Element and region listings
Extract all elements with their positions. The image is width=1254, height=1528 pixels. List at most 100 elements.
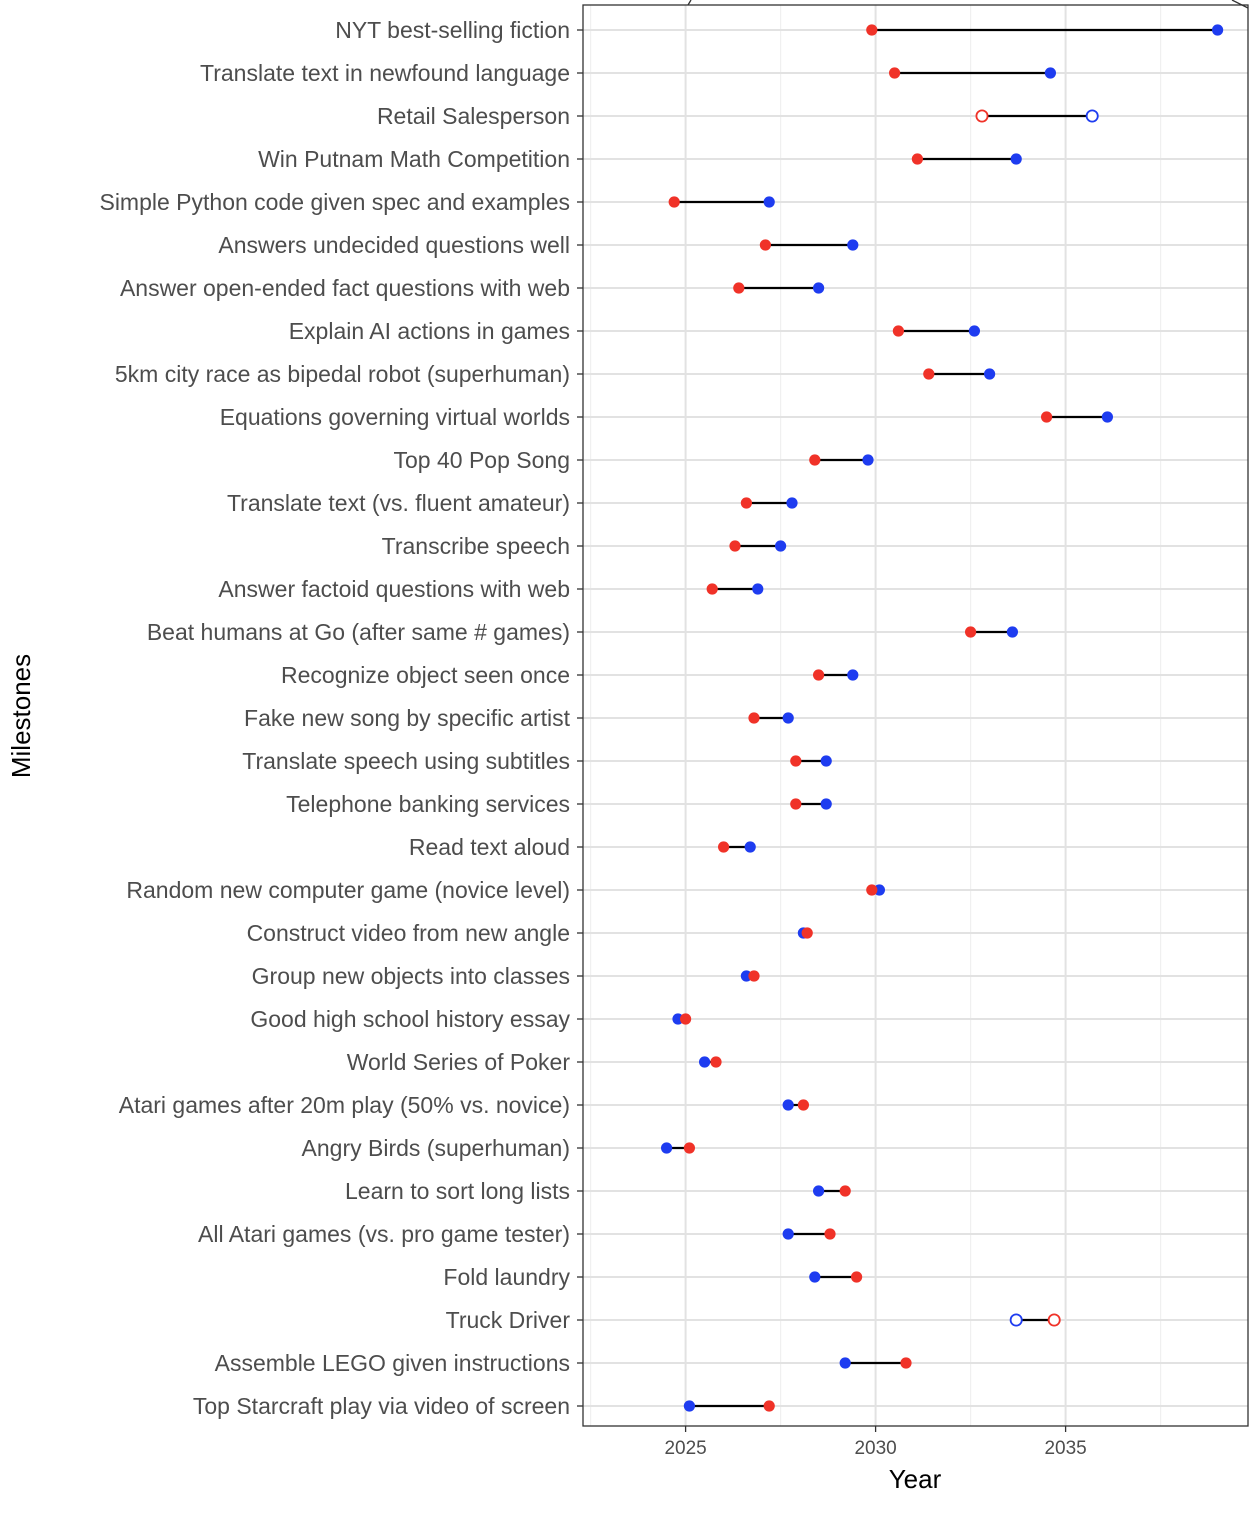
milestone-label: Truck Driver <box>446 1307 571 1333</box>
dumbbell-marks <box>661 24 1224 1412</box>
blue-point <box>1101 411 1113 423</box>
milestone-label: Beat humans at Go (after same # games) <box>147 619 570 645</box>
y-axis-title: Milestones <box>6 654 36 778</box>
red-point <box>839 1185 851 1197</box>
red-point <box>706 583 718 595</box>
milestone-label: 5km city race as bipedal robot (superhum… <box>115 361 570 387</box>
red-point <box>748 712 760 724</box>
red-point <box>733 282 745 294</box>
red-point <box>900 1357 912 1369</box>
grid-lines <box>583 5 1248 1426</box>
top-edge-artifact <box>687 0 1249 9</box>
red-point <box>809 454 821 466</box>
blue-point <box>820 755 832 767</box>
milestone-label: Transcribe speech <box>382 533 570 559</box>
milestone-label: Learn to sort long lists <box>345 1178 570 1204</box>
red-point <box>759 239 772 251</box>
x-tick-label: 2025 <box>664 1438 706 1459</box>
x-axis: 2025 2030 2035 <box>664 1426 1087 1459</box>
red-point <box>965 626 977 638</box>
red-point <box>911 153 924 165</box>
red-point <box>729 540 741 552</box>
milestone-label: Recognize object seen once <box>281 662 570 688</box>
red-point <box>797 1099 810 1111</box>
blue-point <box>847 239 859 251</box>
blue-point <box>1044 67 1056 79</box>
blue-point <box>699 1056 711 1068</box>
red-point <box>1041 411 1053 423</box>
red-point <box>889 67 901 79</box>
milestone-label: Good high school history essay <box>250 1006 570 1032</box>
blue-point <box>782 1228 794 1240</box>
blue-point <box>813 282 825 294</box>
red-point <box>790 798 802 810</box>
milestone-label: Top Starcraft play via video of screen <box>193 1393 570 1419</box>
x-tick-label: 2035 <box>1044 1438 1086 1459</box>
blue-point <box>763 196 775 208</box>
milestone-label: Translate text in newfound language <box>200 60 570 86</box>
blue-point <box>1006 626 1019 638</box>
blue-point <box>1010 153 1022 165</box>
milestone-label: All Atari games (vs. pro game tester) <box>198 1221 570 1247</box>
blue-point <box>847 669 859 681</box>
milestone-label: Read text aloud <box>409 834 570 860</box>
red-point <box>683 1142 696 1154</box>
red-point <box>668 196 680 208</box>
blue-point <box>809 1271 821 1283</box>
red-point <box>748 970 760 982</box>
blue-point <box>683 1400 696 1412</box>
blue-point <box>984 368 996 380</box>
red-point <box>718 841 730 853</box>
plot-panel-border <box>582 4 1249 1427</box>
red-point <box>1047 1313 1061 1327</box>
milestone-labels: NYT best-selling fiction Translate text i… <box>99 17 583 1419</box>
blue-point <box>782 712 794 724</box>
milestone-label: Fold laundry <box>443 1264 570 1290</box>
milestone-label: Construct video from new angle <box>247 920 570 946</box>
red-point <box>801 927 813 939</box>
blue-point <box>661 1142 673 1154</box>
milestone-label: Retail Salesperson <box>377 103 570 129</box>
red-point <box>892 325 905 337</box>
milestone-label: Telephone banking services <box>286 791 570 817</box>
blue-point <box>839 1357 851 1369</box>
red-point <box>813 669 825 681</box>
red-point <box>923 368 935 380</box>
blue-point <box>1009 1313 1023 1327</box>
milestone-label: Translate speech using subtitles <box>242 748 570 774</box>
milestone-label: Answer open-ended fact questions with we… <box>120 275 570 301</box>
milestone-label: Simple Python code given spec and exampl… <box>99 189 570 215</box>
milestone-label: Explain AI actions in games <box>289 318 570 344</box>
blue-point <box>1085 109 1099 123</box>
blue-point <box>862 454 874 466</box>
red-point <box>763 1400 775 1412</box>
milestone-label: Group new objects into classes <box>252 963 570 989</box>
blue-point <box>1212 24 1224 36</box>
blue-point <box>786 497 798 509</box>
milestone-label: Angry Birds (superhuman) <box>302 1135 570 1161</box>
blue-point <box>744 841 756 853</box>
red-point <box>790 755 802 767</box>
red-point <box>710 1056 722 1068</box>
red-point <box>824 1228 836 1240</box>
blue-point <box>968 325 981 337</box>
blue-point <box>752 583 764 595</box>
milestone-label: Translate text (vs. fluent amateur) <box>227 490 570 516</box>
x-tick-label: 2030 <box>854 1438 896 1459</box>
milestone-label: Assemble LEGO given instructions <box>215 1350 570 1376</box>
milestone-label: Fake new song by specific artist <box>244 705 571 731</box>
red-point <box>866 24 878 36</box>
red-point <box>975 109 989 123</box>
milestone-label: Win Putnam Math Competition <box>258 146 570 172</box>
milestone-label: Equations governing virtual worlds <box>220 404 570 430</box>
red-point <box>680 1013 692 1025</box>
blue-point <box>820 798 832 810</box>
blue-point <box>775 540 787 552</box>
milestone-label: Top 40 Pop Song <box>394 447 570 473</box>
milestone-label: Atari games after 20m play (50% vs. novi… <box>119 1092 570 1118</box>
milestone-label: World Series of Poker <box>347 1049 571 1075</box>
milestone-label: Answers undecided questions well <box>218 232 570 258</box>
blue-point <box>813 1185 825 1197</box>
x-axis-title: Year <box>889 1464 942 1494</box>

(Stated task) Please copy every row above word for word, leaving out the pictures.

(Task output)
Extract all elements with their positions. The image is width=1254, height=1528 pixels. List at most 100 elements.
milestone-label: Truck Driver <box>446 1307 571 1333</box>
dumbbell-marks <box>661 24 1224 1412</box>
blue-point <box>1101 411 1113 423</box>
milestone-label: Beat humans at Go (after same # games) <box>147 619 570 645</box>
y-axis-title: Milestones <box>6 654 36 778</box>
red-point <box>839 1185 851 1197</box>
red-point <box>706 583 718 595</box>
milestone-label: 5km city race as bipedal robot (superhum… <box>115 361 570 387</box>
red-point <box>748 712 760 724</box>
red-point <box>733 282 745 294</box>
red-point <box>900 1357 912 1369</box>
grid-lines <box>583 5 1248 1426</box>
top-edge-artifact <box>687 0 1249 9</box>
red-point <box>809 454 821 466</box>
blue-point <box>820 755 832 767</box>
milestone-label: Transcribe speech <box>382 533 570 559</box>
milestone-label: Learn to sort long lists <box>345 1178 570 1204</box>
red-point <box>759 239 772 251</box>
x-tick-label: 2025 <box>664 1438 706 1459</box>
x-axis: 2025 2030 2035 <box>664 1426 1087 1459</box>
red-point <box>965 626 977 638</box>
red-point <box>911 153 924 165</box>
red-point <box>729 540 741 552</box>
milestone-label: Recognize object seen once <box>281 662 570 688</box>
red-point <box>797 1099 810 1111</box>
blue-point <box>847 239 859 251</box>
blue-point <box>1044 67 1056 79</box>
blue-point <box>699 1056 711 1068</box>
red-point <box>1041 411 1053 423</box>
red-point <box>889 67 901 79</box>
milestone-label: Good high school history essay <box>250 1006 570 1032</box>
blue-point <box>782 1228 794 1240</box>
blue-point <box>813 282 825 294</box>
red-point <box>790 798 802 810</box>
milestone-label: Top Starcraft play via video of screen <box>193 1393 570 1419</box>
x-tick-label: 2035 <box>1044 1438 1086 1459</box>
blue-point <box>763 196 775 208</box>
milestone-label: Translate text in newfound language <box>200 60 570 86</box>
blue-point <box>1006 626 1019 638</box>
blue-point <box>1010 153 1022 165</box>
milestone-label: All Atari games (vs. pro game tester) <box>198 1221 570 1247</box>
blue-point <box>847 669 859 681</box>
milestone-label: Read text aloud <box>409 834 570 860</box>
red-point <box>683 1142 696 1154</box>
red-point <box>668 196 680 208</box>
blue-point <box>809 1271 821 1283</box>
red-point <box>748 970 760 982</box>
blue-point <box>683 1400 696 1412</box>
blue-point <box>984 368 996 380</box>
red-point <box>718 841 730 853</box>
plot-panel-border <box>582 4 1249 1427</box>
red-point <box>1047 1313 1061 1327</box>
milestone-labels: NYT best-selling fiction Translate text i… <box>99 17 583 1419</box>
blue-point <box>782 712 794 724</box>
milestone-label: Fold laundry <box>443 1264 570 1290</box>
milestone-label: Construct video from new angle <box>247 920 570 946</box>
red-point <box>801 927 813 939</box>
blue-point <box>661 1142 673 1154</box>
milestone-label: Retail Salesperson <box>377 103 570 129</box>
red-point <box>892 325 905 337</box>
milestone-label: Telephone banking services <box>286 791 570 817</box>
blue-point <box>839 1357 851 1369</box>
red-point <box>813 669 825 681</box>
red-point <box>923 368 935 380</box>
blue-point <box>1009 1313 1023 1327</box>
milestone-label: Translate speech using subtitles <box>242 748 570 774</box>
milestone-label: Answer open-ended fact questions with we… <box>120 275 570 301</box>
milestone-label: Simple Python code given spec and exampl… <box>99 189 570 215</box>
milestone-label: Explain AI actions in games <box>289 318 570 344</box>
blue-point <box>1085 109 1099 123</box>
blue-point <box>862 454 874 466</box>
red-point <box>763 1400 775 1412</box>
milestone-label: Group new objects into classes <box>252 963 570 989</box>
blue-point <box>1212 24 1224 36</box>
blue-point <box>786 497 798 509</box>
milestone-label: Angry Birds (superhuman) <box>302 1135 570 1161</box>
blue-point <box>744 841 756 853</box>
red-point <box>790 755 802 767</box>
red-point <box>710 1056 722 1068</box>
red-point <box>824 1228 836 1240</box>
blue-point <box>968 325 981 337</box>
blue-point <box>752 583 764 595</box>
milestone-label: Translate text (vs. fluent amateur) <box>227 490 570 516</box>
x-tick-label: 2030 <box>854 1438 896 1459</box>
milestone-label: Assemble LEGO given instructions <box>215 1350 570 1376</box>
milestone-label: Fake new song by specific artist <box>244 705 571 731</box>
red-point <box>866 24 878 36</box>
red-point <box>975 109 989 123</box>
milestone-label: Win Putnam Math Competition <box>258 146 570 172</box>
milestone-label: Equations governing virtual worlds <box>220 404 570 430</box>
red-point <box>680 1013 692 1025</box>
blue-point <box>820 798 832 810</box>
blue-point <box>775 540 787 552</box>
milestone-label: Top 40 Pop Song <box>394 447 570 473</box>
milestone-label: Atari games after 20m play (50% vs. novi… <box>119 1092 570 1118</box>
milestone-label: World Series of Poker <box>347 1049 571 1075</box>
milestone-label: Answers undecided questions well <box>218 232 570 258</box>
blue-point <box>813 1185 825 1197</box>
x-axis-title: Year <box>889 1464 942 1494</box>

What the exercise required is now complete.